◆ Exercise requirements
Single out the lines that include the word "title". Copy them.

──────── Supplied material

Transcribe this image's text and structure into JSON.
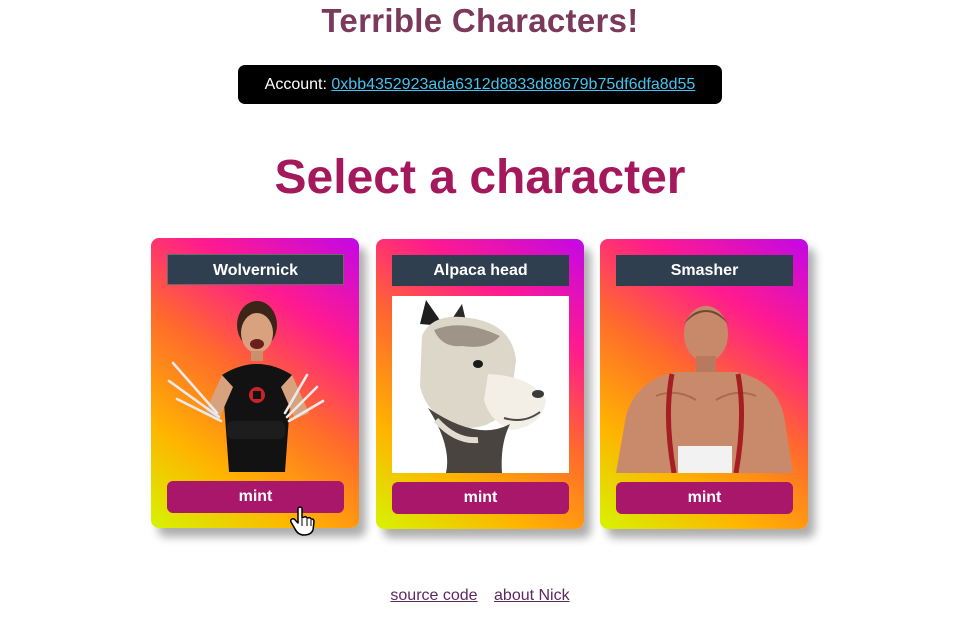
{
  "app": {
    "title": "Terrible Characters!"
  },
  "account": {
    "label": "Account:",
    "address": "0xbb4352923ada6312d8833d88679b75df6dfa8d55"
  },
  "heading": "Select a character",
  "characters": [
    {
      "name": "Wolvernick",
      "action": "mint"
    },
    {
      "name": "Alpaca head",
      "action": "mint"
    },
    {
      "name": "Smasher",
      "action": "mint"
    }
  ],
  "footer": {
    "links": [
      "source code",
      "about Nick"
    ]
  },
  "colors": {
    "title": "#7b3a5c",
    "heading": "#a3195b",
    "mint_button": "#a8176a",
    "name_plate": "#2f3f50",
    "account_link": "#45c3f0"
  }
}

────────────────
──────── Supplied material

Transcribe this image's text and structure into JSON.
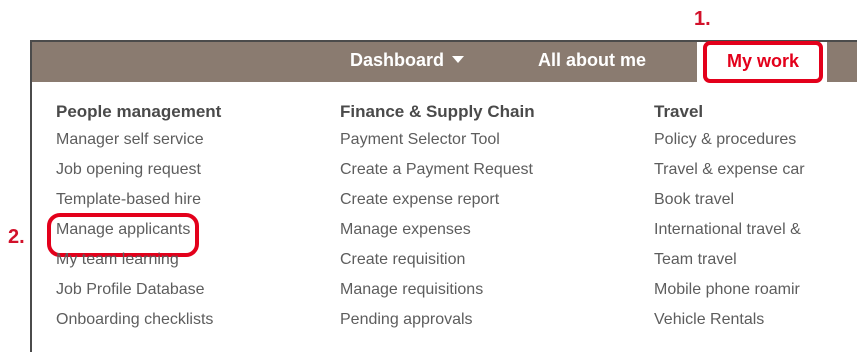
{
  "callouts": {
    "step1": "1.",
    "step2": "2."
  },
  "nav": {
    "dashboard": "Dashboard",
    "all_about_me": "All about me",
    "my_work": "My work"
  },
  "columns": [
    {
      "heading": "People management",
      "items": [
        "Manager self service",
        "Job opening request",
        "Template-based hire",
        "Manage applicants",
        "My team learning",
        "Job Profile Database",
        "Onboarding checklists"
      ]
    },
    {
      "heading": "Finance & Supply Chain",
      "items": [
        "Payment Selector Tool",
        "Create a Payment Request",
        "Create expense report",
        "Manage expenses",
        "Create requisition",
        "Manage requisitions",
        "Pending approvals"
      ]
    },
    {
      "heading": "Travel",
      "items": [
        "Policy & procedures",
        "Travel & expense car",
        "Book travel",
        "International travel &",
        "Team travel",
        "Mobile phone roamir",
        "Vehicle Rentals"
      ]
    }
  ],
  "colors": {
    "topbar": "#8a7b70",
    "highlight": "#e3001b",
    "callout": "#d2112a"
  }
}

────────────────

◆ Exercise response
    "title": "Terrible Characters!"
    "title": "#7b3a5c",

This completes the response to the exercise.